▶ [Stated goal]
In the listing below, locate the lines bearing the word "massless". Copy every one of them.

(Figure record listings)
□ □ □

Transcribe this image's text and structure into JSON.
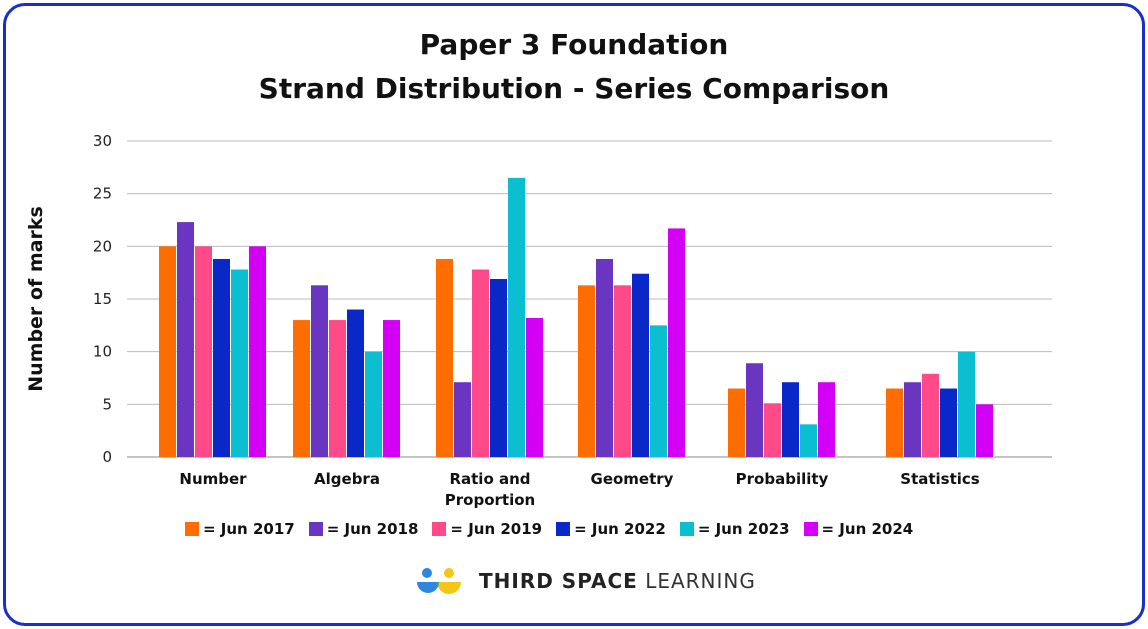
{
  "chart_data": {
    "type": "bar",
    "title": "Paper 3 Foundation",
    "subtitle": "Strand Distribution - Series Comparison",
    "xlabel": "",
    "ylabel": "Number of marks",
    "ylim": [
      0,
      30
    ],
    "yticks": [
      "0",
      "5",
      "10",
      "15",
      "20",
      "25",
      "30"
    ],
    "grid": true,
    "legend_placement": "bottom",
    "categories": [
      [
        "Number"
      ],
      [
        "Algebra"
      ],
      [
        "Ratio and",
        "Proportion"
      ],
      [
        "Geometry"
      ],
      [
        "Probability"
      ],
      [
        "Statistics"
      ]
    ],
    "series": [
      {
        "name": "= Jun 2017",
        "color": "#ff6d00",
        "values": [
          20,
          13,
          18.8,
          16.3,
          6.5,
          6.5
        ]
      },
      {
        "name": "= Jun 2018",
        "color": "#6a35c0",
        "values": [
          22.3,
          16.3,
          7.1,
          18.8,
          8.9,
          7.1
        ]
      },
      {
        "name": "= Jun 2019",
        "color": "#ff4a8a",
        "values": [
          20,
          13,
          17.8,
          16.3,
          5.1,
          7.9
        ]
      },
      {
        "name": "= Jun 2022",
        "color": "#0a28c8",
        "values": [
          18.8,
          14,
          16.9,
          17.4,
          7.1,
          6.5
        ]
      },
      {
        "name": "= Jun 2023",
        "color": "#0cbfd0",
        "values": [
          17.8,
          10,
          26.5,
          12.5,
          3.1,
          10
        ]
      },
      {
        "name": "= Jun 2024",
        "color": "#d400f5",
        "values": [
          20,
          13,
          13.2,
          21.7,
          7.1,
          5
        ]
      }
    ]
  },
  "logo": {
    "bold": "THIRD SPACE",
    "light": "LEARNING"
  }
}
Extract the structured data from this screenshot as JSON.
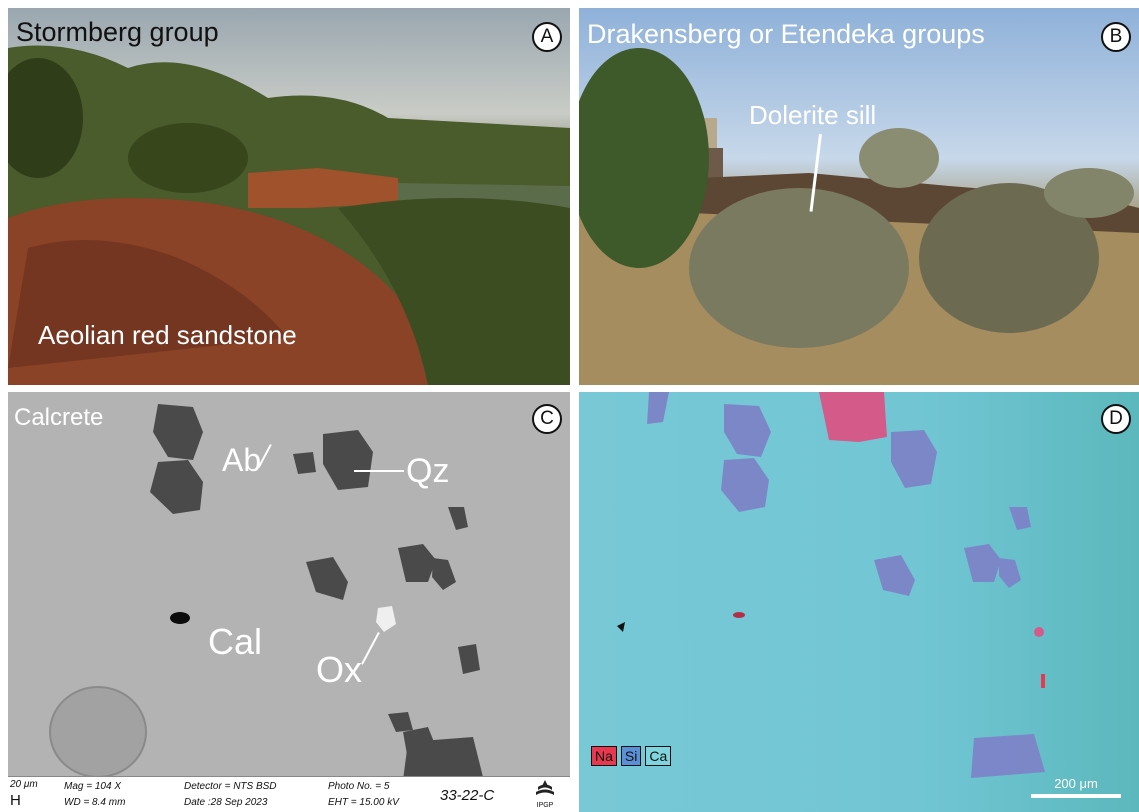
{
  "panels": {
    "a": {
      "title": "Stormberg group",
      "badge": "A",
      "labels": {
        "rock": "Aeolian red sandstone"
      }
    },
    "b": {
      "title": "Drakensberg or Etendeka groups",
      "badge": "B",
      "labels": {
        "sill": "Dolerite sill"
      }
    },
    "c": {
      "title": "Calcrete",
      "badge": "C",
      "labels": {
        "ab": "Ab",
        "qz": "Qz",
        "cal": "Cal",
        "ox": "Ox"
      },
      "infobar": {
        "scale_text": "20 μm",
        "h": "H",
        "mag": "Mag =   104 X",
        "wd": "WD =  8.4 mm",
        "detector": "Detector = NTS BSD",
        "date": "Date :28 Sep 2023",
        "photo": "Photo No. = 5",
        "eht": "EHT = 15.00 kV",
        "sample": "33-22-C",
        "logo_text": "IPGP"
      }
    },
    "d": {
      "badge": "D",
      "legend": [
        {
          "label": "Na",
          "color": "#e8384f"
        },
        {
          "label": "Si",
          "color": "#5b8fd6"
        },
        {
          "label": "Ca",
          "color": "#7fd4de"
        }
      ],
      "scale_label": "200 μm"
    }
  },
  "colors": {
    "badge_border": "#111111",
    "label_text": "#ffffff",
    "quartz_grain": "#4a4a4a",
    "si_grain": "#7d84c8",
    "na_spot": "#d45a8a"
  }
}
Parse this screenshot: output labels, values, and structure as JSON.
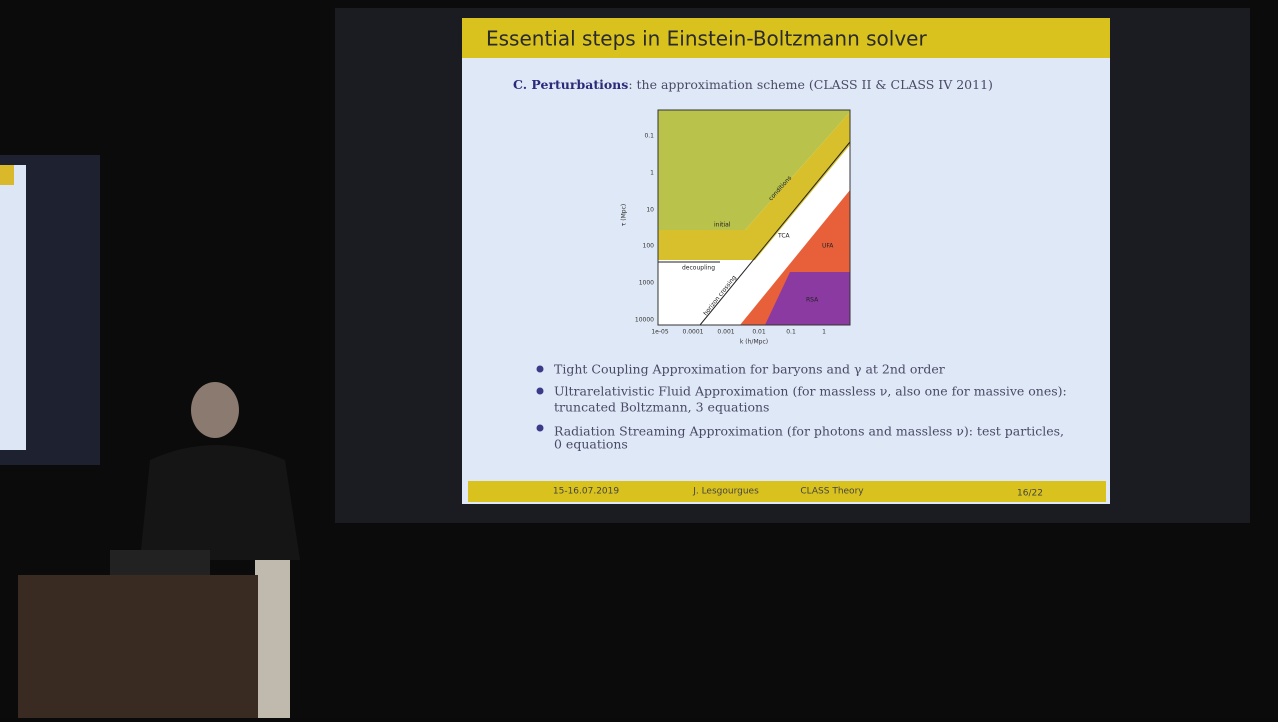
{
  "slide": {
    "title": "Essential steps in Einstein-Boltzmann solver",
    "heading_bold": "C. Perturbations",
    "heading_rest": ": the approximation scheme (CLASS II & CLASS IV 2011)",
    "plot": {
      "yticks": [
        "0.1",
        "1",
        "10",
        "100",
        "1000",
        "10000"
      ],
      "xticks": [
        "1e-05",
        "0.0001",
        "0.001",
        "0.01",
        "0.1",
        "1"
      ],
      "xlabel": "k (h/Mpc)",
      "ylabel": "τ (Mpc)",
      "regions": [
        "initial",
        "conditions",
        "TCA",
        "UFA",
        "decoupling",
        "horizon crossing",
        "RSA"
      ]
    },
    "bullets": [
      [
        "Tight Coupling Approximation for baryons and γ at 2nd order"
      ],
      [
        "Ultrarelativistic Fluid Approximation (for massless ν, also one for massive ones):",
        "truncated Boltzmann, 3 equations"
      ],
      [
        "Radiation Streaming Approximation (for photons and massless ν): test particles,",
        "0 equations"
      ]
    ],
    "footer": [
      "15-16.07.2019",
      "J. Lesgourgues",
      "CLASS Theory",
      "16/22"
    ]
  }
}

□ □ □

▶ [Response to this task]
        "Ultrarelativistic Fluid Approximation (for massless ν, also one for massive ones):",
        "Radiation Streaming Approximation (for photons and massless ν): test particles,",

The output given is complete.